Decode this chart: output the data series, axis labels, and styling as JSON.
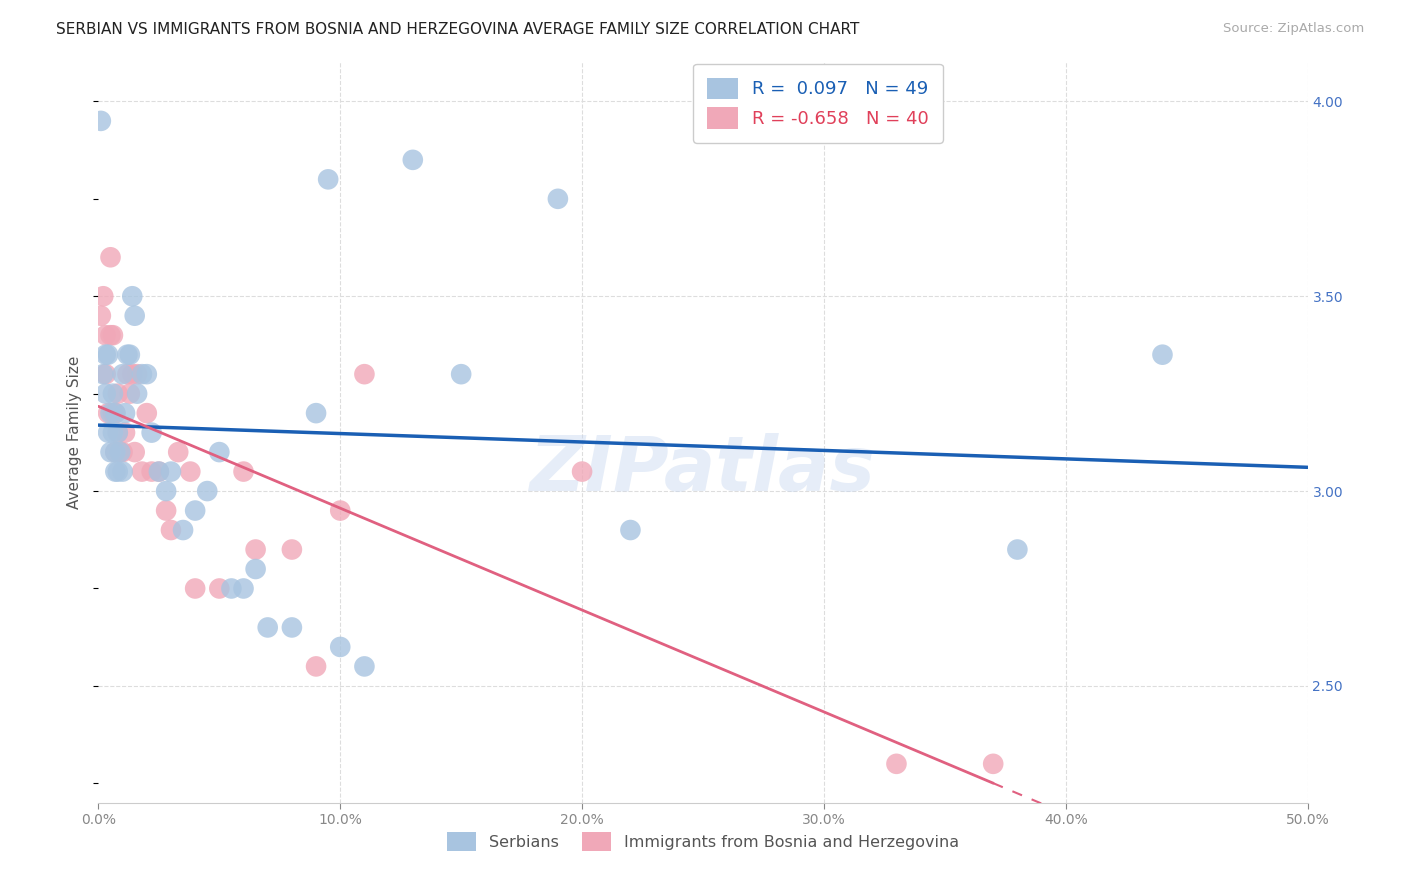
{
  "title": "SERBIAN VS IMMIGRANTS FROM BOSNIA AND HERZEGOVINA AVERAGE FAMILY SIZE CORRELATION CHART",
  "source": "Source: ZipAtlas.com",
  "ylabel": "Average Family Size",
  "xlim": [
    0.0,
    0.5
  ],
  "ylim": [
    2.2,
    4.1
  ],
  "right_yticks": [
    2.5,
    3.0,
    3.5,
    4.0
  ],
  "xtick_labels": [
    "0.0%",
    "10.0%",
    "20.0%",
    "30.0%",
    "40.0%",
    "50.0%"
  ],
  "xtick_positions": [
    0.0,
    0.1,
    0.2,
    0.3,
    0.4,
    0.5
  ],
  "r_serbian": 0.097,
  "n_serbian": 49,
  "r_bosnian": -0.658,
  "n_bosnian": 40,
  "serbian_color": "#a8c4e0",
  "bosnian_color": "#f0a8b8",
  "line_serbian_color": "#1a5fb4",
  "line_bosnian_color": "#e06080",
  "watermark": "ZIPatlas",
  "background_color": "#ffffff",
  "grid_color": "#dddddd",
  "serbian_x": [
    0.001,
    0.002,
    0.003,
    0.003,
    0.004,
    0.004,
    0.005,
    0.005,
    0.006,
    0.006,
    0.007,
    0.007,
    0.007,
    0.008,
    0.008,
    0.009,
    0.01,
    0.01,
    0.011,
    0.012,
    0.013,
    0.014,
    0.015,
    0.016,
    0.018,
    0.02,
    0.022,
    0.025,
    0.028,
    0.03,
    0.035,
    0.04,
    0.045,
    0.05,
    0.055,
    0.06,
    0.065,
    0.07,
    0.08,
    0.09,
    0.095,
    0.1,
    0.11,
    0.13,
    0.15,
    0.19,
    0.22,
    0.38,
    0.44
  ],
  "serbian_y": [
    3.95,
    3.3,
    3.35,
    3.25,
    3.15,
    3.35,
    3.2,
    3.1,
    3.15,
    3.25,
    3.1,
    3.05,
    3.2,
    3.05,
    3.15,
    3.1,
    3.05,
    3.3,
    3.2,
    3.35,
    3.35,
    3.5,
    3.45,
    3.25,
    3.3,
    3.3,
    3.15,
    3.05,
    3.0,
    3.05,
    2.9,
    2.95,
    3.0,
    3.1,
    2.75,
    2.75,
    2.8,
    2.65,
    2.65,
    3.2,
    3.8,
    2.6,
    2.55,
    3.85,
    3.3,
    3.75,
    2.9,
    2.85,
    3.35
  ],
  "bosnian_x": [
    0.001,
    0.002,
    0.003,
    0.003,
    0.004,
    0.005,
    0.005,
    0.006,
    0.006,
    0.007,
    0.007,
    0.008,
    0.008,
    0.009,
    0.01,
    0.011,
    0.012,
    0.013,
    0.014,
    0.015,
    0.016,
    0.018,
    0.02,
    0.022,
    0.025,
    0.028,
    0.03,
    0.033,
    0.038,
    0.04,
    0.05,
    0.06,
    0.065,
    0.08,
    0.09,
    0.1,
    0.11,
    0.2,
    0.33,
    0.37
  ],
  "bosnian_y": [
    3.45,
    3.5,
    3.4,
    3.3,
    3.2,
    3.6,
    3.4,
    3.4,
    3.2,
    3.2,
    3.1,
    3.15,
    3.25,
    3.1,
    3.1,
    3.15,
    3.3,
    3.25,
    3.3,
    3.1,
    3.3,
    3.05,
    3.2,
    3.05,
    3.05,
    2.95,
    2.9,
    3.1,
    3.05,
    2.75,
    2.75,
    3.05,
    2.85,
    2.85,
    2.55,
    2.95,
    3.3,
    3.05,
    2.3,
    2.3
  ]
}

※ ※ ※

TASK TO COMPLETE: Retype the data above exactly; pictures are not part of the copy.

WRITTEN SOLUTION:
Decode this chart: output the data series, axis labels, and styling as JSON.
{
  "title": "SERBIAN VS IMMIGRANTS FROM BOSNIA AND HERZEGOVINA AVERAGE FAMILY SIZE CORRELATION CHART",
  "source": "Source: ZipAtlas.com",
  "ylabel": "Average Family Size",
  "xlim": [
    0.0,
    0.5
  ],
  "ylim": [
    2.2,
    4.1
  ],
  "right_yticks": [
    2.5,
    3.0,
    3.5,
    4.0
  ],
  "xtick_labels": [
    "0.0%",
    "10.0%",
    "20.0%",
    "30.0%",
    "40.0%",
    "50.0%"
  ],
  "xtick_positions": [
    0.0,
    0.1,
    0.2,
    0.3,
    0.4,
    0.5
  ],
  "r_serbian": 0.097,
  "n_serbian": 49,
  "r_bosnian": -0.658,
  "n_bosnian": 40,
  "serbian_color": "#a8c4e0",
  "bosnian_color": "#f0a8b8",
  "line_serbian_color": "#1a5fb4",
  "line_bosnian_color": "#e06080",
  "watermark": "ZIPatlas",
  "background_color": "#ffffff",
  "grid_color": "#dddddd",
  "serbian_x": [
    0.001,
    0.002,
    0.003,
    0.003,
    0.004,
    0.004,
    0.005,
    0.005,
    0.006,
    0.006,
    0.007,
    0.007,
    0.007,
    0.008,
    0.008,
    0.009,
    0.01,
    0.01,
    0.011,
    0.012,
    0.013,
    0.014,
    0.015,
    0.016,
    0.018,
    0.02,
    0.022,
    0.025,
    0.028,
    0.03,
    0.035,
    0.04,
    0.045,
    0.05,
    0.055,
    0.06,
    0.065,
    0.07,
    0.08,
    0.09,
    0.095,
    0.1,
    0.11,
    0.13,
    0.15,
    0.19,
    0.22,
    0.38,
    0.44
  ],
  "serbian_y": [
    3.95,
    3.3,
    3.35,
    3.25,
    3.15,
    3.35,
    3.2,
    3.1,
    3.15,
    3.25,
    3.1,
    3.05,
    3.2,
    3.05,
    3.15,
    3.1,
    3.05,
    3.3,
    3.2,
    3.35,
    3.35,
    3.5,
    3.45,
    3.25,
    3.3,
    3.3,
    3.15,
    3.05,
    3.0,
    3.05,
    2.9,
    2.95,
    3.0,
    3.1,
    2.75,
    2.75,
    2.8,
    2.65,
    2.65,
    3.2,
    3.8,
    2.6,
    2.55,
    3.85,
    3.3,
    3.75,
    2.9,
    2.85,
    3.35
  ],
  "bosnian_x": [
    0.001,
    0.002,
    0.003,
    0.003,
    0.004,
    0.005,
    0.005,
    0.006,
    0.006,
    0.007,
    0.007,
    0.008,
    0.008,
    0.009,
    0.01,
    0.011,
    0.012,
    0.013,
    0.014,
    0.015,
    0.016,
    0.018,
    0.02,
    0.022,
    0.025,
    0.028,
    0.03,
    0.033,
    0.038,
    0.04,
    0.05,
    0.06,
    0.065,
    0.08,
    0.09,
    0.1,
    0.11,
    0.2,
    0.33,
    0.37
  ],
  "bosnian_y": [
    3.45,
    3.5,
    3.4,
    3.3,
    3.2,
    3.6,
    3.4,
    3.4,
    3.2,
    3.2,
    3.1,
    3.15,
    3.25,
    3.1,
    3.1,
    3.15,
    3.3,
    3.25,
    3.3,
    3.1,
    3.3,
    3.05,
    3.2,
    3.05,
    3.05,
    2.95,
    2.9,
    3.1,
    3.05,
    2.75,
    2.75,
    3.05,
    2.85,
    2.85,
    2.55,
    2.95,
    3.3,
    3.05,
    2.3,
    2.3
  ]
}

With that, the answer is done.